-- start Provided information --

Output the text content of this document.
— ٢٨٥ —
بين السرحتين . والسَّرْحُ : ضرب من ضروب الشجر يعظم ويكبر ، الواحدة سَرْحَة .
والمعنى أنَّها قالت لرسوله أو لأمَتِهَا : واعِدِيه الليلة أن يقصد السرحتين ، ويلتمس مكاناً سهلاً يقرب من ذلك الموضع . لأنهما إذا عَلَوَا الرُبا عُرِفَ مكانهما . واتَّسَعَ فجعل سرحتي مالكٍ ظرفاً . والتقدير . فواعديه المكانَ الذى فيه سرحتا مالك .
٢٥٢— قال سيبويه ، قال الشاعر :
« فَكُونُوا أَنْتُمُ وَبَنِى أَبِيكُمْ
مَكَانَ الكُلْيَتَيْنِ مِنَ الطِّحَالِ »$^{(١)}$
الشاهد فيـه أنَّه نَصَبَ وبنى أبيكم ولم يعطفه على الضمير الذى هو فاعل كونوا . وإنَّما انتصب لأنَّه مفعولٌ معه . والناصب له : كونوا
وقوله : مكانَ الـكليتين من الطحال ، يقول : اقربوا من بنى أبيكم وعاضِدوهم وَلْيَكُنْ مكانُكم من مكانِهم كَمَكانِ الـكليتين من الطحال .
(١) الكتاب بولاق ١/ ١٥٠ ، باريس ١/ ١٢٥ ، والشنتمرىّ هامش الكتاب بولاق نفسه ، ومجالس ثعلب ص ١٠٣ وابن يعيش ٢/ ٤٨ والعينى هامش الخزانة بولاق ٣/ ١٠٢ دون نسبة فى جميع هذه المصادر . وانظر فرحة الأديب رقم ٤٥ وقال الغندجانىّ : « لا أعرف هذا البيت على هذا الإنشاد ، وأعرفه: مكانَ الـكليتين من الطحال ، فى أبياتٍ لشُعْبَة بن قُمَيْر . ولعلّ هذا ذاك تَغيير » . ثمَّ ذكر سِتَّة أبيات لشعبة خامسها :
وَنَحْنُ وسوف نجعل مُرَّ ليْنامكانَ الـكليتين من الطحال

-- end Provided information --

*Task to carry out*: Please reproduce each line exactly as written.

*The result*:
Output the text content of this document.
— ٢٨٥ —
بين السرحتين . والسَّرْحُ : ضرب من ضروب الشجر يعظم ويكبر ، الواحدة سَرْحَة .
والمعنى أنَّها قالت لرسوله أو لأمَتِهَا : واعِدِيه الليلة أن يقصد السرحتين ، ويلتمس مكاناً سهلاً يقرب من ذلك الموضع . لأنهما إذا عَلَوَا الرُبا عُرِفَ مكانهما . واتَّسَعَ فجعل سرحتي مالكٍ ظرفاً . والتقدير . فواعديه المكانَ الذى فيه سرحتا مالك .
٢٥٢— قال سيبويه ، قال الشاعر :
« فَكُونُوا أَنْتُمُ وَبَنِى أَبِيكُمْ
مَكَانَ الكُلْيَتَيْنِ مِنَ الطِّحَالِ »$^{(١)}$
الشاهد فيـه أنَّه نَصَبَ وبنى أبيكم ولم يعطفه على الضمير الذى هو فاعل كونوا . وإنَّما انتصب لأنَّه مفعولٌ معه . والناصب له : كونوا
وقوله : مكانَ الـكليتين من الطحال ، يقول : اقربوا من بنى أبيكم وعاضِدوهم وَلْيَكُنْ مكانُكم من مكانِهم كَمَكانِ الـكليتين من الطحال .
(١) الكتاب بولاق ١/ ١٥٠ ، باريس ١/ ١٢٥ ، والشنتمرىّ هامش الكتاب بولاق نفسه ، ومجالس ثعلب ص ١٠٣ وابن يعيش ٢/ ٤٨ والعينى هامش الخزانة بولاق ٣/ ١٠٢ دون نسبة فى جميع هذه المصادر . وانظر فرحة الأديب رقم ٤٥ وقال الغندجانىّ : « لا أعرف هذا البيت على هذا الإنشاد ، وأعرفه: مكانَ الـكليتين من الطحال ، فى أبياتٍ لشُعْبَة بن قُمَيْر . ولعلّ هذا ذاك تَغيير » . ثمَّ ذكر سِتَّة أبيات لشعبة خامسها :
وَنَحْنُ وسوف نجعل مُرَّ ليْنامكانَ الـكليتين من الطحال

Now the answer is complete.